## What the task asks
Set down the full listing exactly as given. Any pictures are to be left out.
□ □ □ □ □ □ □
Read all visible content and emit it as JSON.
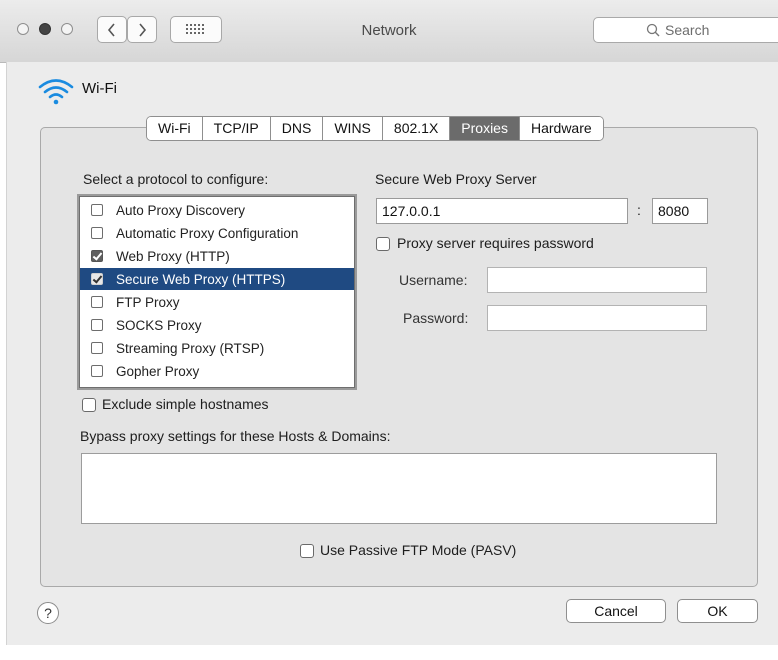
{
  "window": {
    "title": "Network"
  },
  "search": {
    "placeholder": "Search"
  },
  "service": {
    "name": "Wi-Fi"
  },
  "tabs": [
    {
      "label": "Wi-Fi",
      "active": false
    },
    {
      "label": "TCP/IP",
      "active": false
    },
    {
      "label": "DNS",
      "active": false
    },
    {
      "label": "WINS",
      "active": false
    },
    {
      "label": "802.1X",
      "active": false
    },
    {
      "label": "Proxies",
      "active": true
    },
    {
      "label": "Hardware",
      "active": false
    }
  ],
  "protocols": {
    "heading": "Select a protocol to configure:",
    "items": [
      {
        "label": "Auto Proxy Discovery",
        "checked": false,
        "selected": false
      },
      {
        "label": "Automatic Proxy Configuration",
        "checked": false,
        "selected": false
      },
      {
        "label": "Web Proxy (HTTP)",
        "checked": true,
        "selected": false
      },
      {
        "label": "Secure Web Proxy (HTTPS)",
        "checked": true,
        "selected": true
      },
      {
        "label": "FTP Proxy",
        "checked": false,
        "selected": false
      },
      {
        "label": "SOCKS Proxy",
        "checked": false,
        "selected": false
      },
      {
        "label": "Streaming Proxy (RTSP)",
        "checked": false,
        "selected": false
      },
      {
        "label": "Gopher Proxy",
        "checked": false,
        "selected": false
      }
    ]
  },
  "server": {
    "heading": "Secure Web Proxy Server",
    "host": "127.0.0.1",
    "separator": ":",
    "port": "8080",
    "requires_password_label": "Proxy server requires password",
    "requires_password": false,
    "username_label": "Username:",
    "username": "",
    "password_label": "Password:",
    "password": ""
  },
  "exclude": {
    "label": "Exclude simple hostnames",
    "checked": false
  },
  "bypass": {
    "label": "Bypass proxy settings for these Hosts & Domains:",
    "value": ""
  },
  "passive_ftp": {
    "label": "Use Passive FTP Mode (PASV)",
    "checked": false
  },
  "buttons": {
    "help": "?",
    "cancel": "Cancel",
    "ok": "OK"
  }
}
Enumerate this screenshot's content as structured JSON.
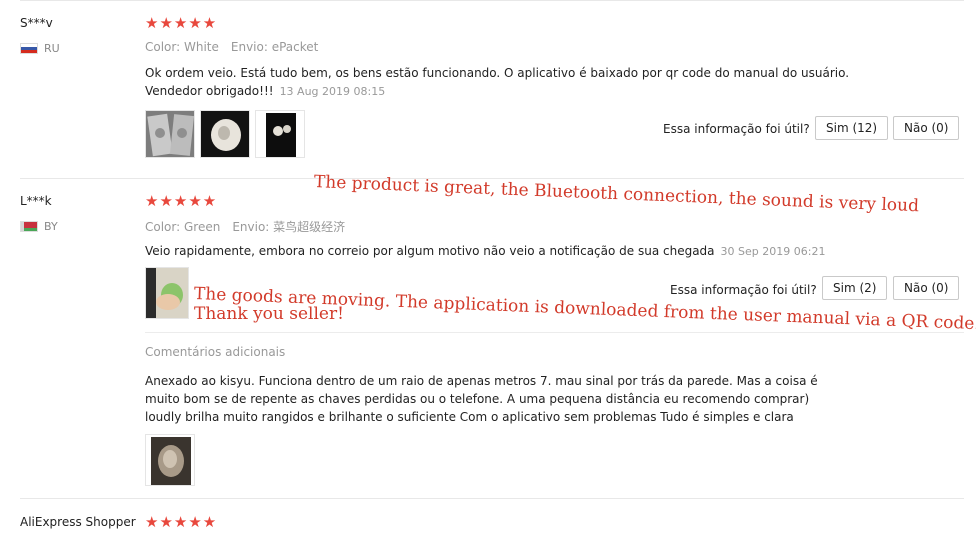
{
  "reviews": [
    {
      "user": "S***v",
      "country": "RU",
      "rating": "★★★★★",
      "color": "Color: White",
      "shipping": "Envio: ePacket",
      "text_line1": "Ok ordem veio. Está tudo bem, os bens estão funcionando. O aplicativo é baixado por qr code do manual do usuário.",
      "text_line2": "Vendedor obrigado!!!",
      "date": "13 Aug 2019 08:15",
      "helpful_label": "Essa informação foi útil?",
      "yes_label": "Sim (12)",
      "no_label": "Não (0)"
    },
    {
      "user": "L***k",
      "country": "BY",
      "rating": "★★★★★",
      "color": "Color: Green",
      "shipping": "Envio: 菜鸟超级经济",
      "text": "Veio rapidamente, embora no correio por algum motivo não veio a notificação de sua chegada",
      "date": "30 Sep 2019 06:21",
      "helpful_label": "Essa informação foi útil?",
      "yes_label": "Sim (2)",
      "no_label": "Não (0)",
      "additional_label": "Comentários adicionais",
      "additional_line1": "Anexado ao kisyu. Funciona dentro de um raio de apenas metros 7. mau sinal por trás da parede. Mas a coisa é",
      "additional_line2": "muito bom se de repente as chaves perdidas ou o telefone. A uma pequena distância eu recomendo comprar)",
      "additional_line3": "loudly brilha muito rangidos e brilhante o suficiente Com o aplicativo sem problemas Tudo é simples e clara"
    },
    {
      "user": "AliExpress Shopper",
      "rating": "★★★★★"
    }
  ],
  "annotations": {
    "line1": "The product is great, the Bluetooth connection, the sound is very loud",
    "line2": "The goods are moving. The application is downloaded from the user manual via a QR code.",
    "line3": "Thank you seller!"
  },
  "colors": {
    "star": "#e8483d",
    "annotation": "#d23a2a"
  }
}
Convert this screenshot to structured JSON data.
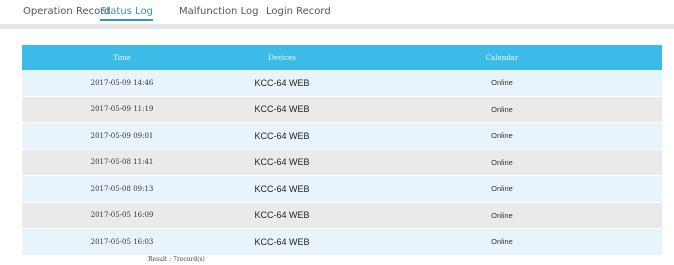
{
  "tabs": [
    {
      "label": "Operation Record",
      "active": false
    },
    {
      "label": "Status Log",
      "active": true
    },
    {
      "label": "Malfunction Log",
      "active": false
    },
    {
      "label": "Login Record",
      "active": false
    }
  ],
  "table": {
    "headers": {
      "time": "Time",
      "devices": "Devices",
      "calendar": "Calendar"
    },
    "rows": [
      {
        "time": "2017-05-09 14:46",
        "device": "KCC-64 WEB",
        "status": "Online"
      },
      {
        "time": "2017-05-09 11:19",
        "device": "KCC-64 WEB",
        "status": "Online"
      },
      {
        "time": "2017-05-09 09:01",
        "device": "KCC-64 WEB",
        "status": "Online"
      },
      {
        "time": "2017-05-08 11:41",
        "device": "KCC-64 WEB",
        "status": "Online"
      },
      {
        "time": "2017-05-08 09:13",
        "device": "KCC-64 WEB",
        "status": "Online"
      },
      {
        "time": "2017-05-05 16:09",
        "device": "KCC-64 WEB",
        "status": "Online"
      },
      {
        "time": "2017-05-05 16:03",
        "device": "KCC-64 WEB",
        "status": "Online"
      }
    ]
  },
  "footer": {
    "result_text": "Result : 7record(s)"
  },
  "colors": {
    "header_bg": "#3cbbe9",
    "active_tab": "#3a8fd6",
    "row_light": "#e8f4fb",
    "row_gray": "#eaeaea"
  }
}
□ □ □ □ □ □ □
## Result of this task
Read all visible content and emit it as JSON.
{
  "window": {
    "title": "Network"
  },
  "search": {
    "placeholder": "Search"
  },
  "service": {
    "name": "Wi-Fi"
  },
  "tabs": [
    {
      "label": "Wi-Fi",
      "active": false
    },
    {
      "label": "TCP/IP",
      "active": false
    },
    {
      "label": "DNS",
      "active": false
    },
    {
      "label": "WINS",
      "active": false
    },
    {
      "label": "802.1X",
      "active": false
    },
    {
      "label": "Proxies",
      "active": true
    },
    {
      "label": "Hardware",
      "active": false
    }
  ],
  "protocols": {
    "heading": "Select a protocol to configure:",
    "items": [
      {
        "label": "Auto Proxy Discovery",
        "checked": false,
        "selected": false
      },
      {
        "label": "Automatic Proxy Configuration",
        "checked": false,
        "selected": false
      },
      {
        "label": "Web Proxy (HTTP)",
        "checked": true,
        "selected": false
      },
      {
        "label": "Secure Web Proxy (HTTPS)",
        "checked": true,
        "selected": true
      },
      {
        "label": "FTP Proxy",
        "checked": false,
        "selected": false
      },
      {
        "label": "SOCKS Proxy",
        "checked": false,
        "selected": false
      },
      {
        "label": "Streaming Proxy (RTSP)",
        "checked": false,
        "selected": false
      },
      {
        "label": "Gopher Proxy",
        "checked": false,
        "selected": false
      }
    ]
  },
  "server": {
    "heading": "Secure Web Proxy Server",
    "host": "127.0.0.1",
    "separator": ":",
    "port": "8080",
    "requires_password_label": "Proxy server requires password",
    "requires_password": false,
    "username_label": "Username:",
    "username": "",
    "password_label": "Password:",
    "password": ""
  },
  "exclude": {
    "label": "Exclude simple hostnames",
    "checked": false
  },
  "bypass": {
    "label": "Bypass proxy settings for these Hosts & Domains:",
    "value": ""
  },
  "passive_ftp": {
    "label": "Use Passive FTP Mode (PASV)",
    "checked": false
  },
  "buttons": {
    "help": "?",
    "cancel": "Cancel",
    "ok": "OK"
  }
}
Enumerate this screenshot's content as structured JSON.
{
  "reviews": [
    {
      "user": "S***v",
      "country": "RU",
      "rating": "★★★★★",
      "color": "Color: White",
      "shipping": "Envio: ePacket",
      "text_line1": "Ok ordem veio. Está tudo bem, os bens estão funcionando. O aplicativo é baixado por qr code do manual do usuário.",
      "text_line2": "Vendedor obrigado!!!",
      "date": "13 Aug 2019 08:15",
      "helpful_label": "Essa informação foi útil?",
      "yes_label": "Sim (12)",
      "no_label": "Não (0)"
    },
    {
      "user": "L***k",
      "country": "BY",
      "rating": "★★★★★",
      "color": "Color: Green",
      "shipping": "Envio: 菜鸟超级经济",
      "text": "Veio rapidamente, embora no correio por algum motivo não veio a notificação de sua chegada",
      "date": "30 Sep 2019 06:21",
      "helpful_label": "Essa informação foi útil?",
      "yes_label": "Sim (2)",
      "no_label": "Não (0)",
      "additional_label": "Comentários adicionais",
      "additional_line1": "Anexado ao kisyu. Funciona dentro de um raio de apenas metros 7. mau sinal por trás da parede. Mas a coisa é",
      "additional_line2": "muito bom se de repente as chaves perdidas ou o telefone. A uma pequena distância eu recomendo comprar)",
      "additional_line3": "loudly brilha muito rangidos e brilhante o suficiente Com o aplicativo sem problemas Tudo é simples e clara"
    },
    {
      "user": "AliExpress Shopper",
      "rating": "★★★★★"
    }
  ],
  "annotations": {
    "line1": "The product is great, the Bluetooth connection, the sound is very loud",
    "line2": "The goods are moving. The application is downloaded from the user manual via a QR code.",
    "line3": "Thank you seller!"
  },
  "colors": {
    "star": "#e8483d",
    "annotation": "#d23a2a"
  }
}
Convert this screenshot to structured JSON data.
{
  "tabs": [
    {
      "label": "Operation Record",
      "active": false
    },
    {
      "label": "Status Log",
      "active": true
    },
    {
      "label": "Malfunction Log",
      "active": false
    },
    {
      "label": "Login Record",
      "active": false
    }
  ],
  "table": {
    "headers": {
      "time": "Time",
      "devices": "Devices",
      "calendar": "Calendar"
    },
    "rows": [
      {
        "time": "2017-05-09 14:46",
        "device": "KCC-64 WEB",
        "status": "Online"
      },
      {
        "time": "2017-05-09 11:19",
        "device": "KCC-64 WEB",
        "status": "Online"
      },
      {
        "time": "2017-05-09 09:01",
        "device": "KCC-64 WEB",
        "status": "Online"
      },
      {
        "time": "2017-05-08 11:41",
        "device": "KCC-64 WEB",
        "status": "Online"
      },
      {
        "time": "2017-05-08 09:13",
        "device": "KCC-64 WEB",
        "status": "Online"
      },
      {
        "time": "2017-05-05 16:09",
        "device": "KCC-64 WEB",
        "status": "Online"
      },
      {
        "time": "2017-05-05 16:03",
        "device": "KCC-64 WEB",
        "status": "Online"
      }
    ]
  },
  "footer": {
    "result_text": "Result : 7record(s)"
  },
  "colors": {
    "header_bg": "#3cbbe9",
    "active_tab": "#3a8fd6",
    "row_light": "#e8f4fb",
    "row_gray": "#eaeaea"
  }
}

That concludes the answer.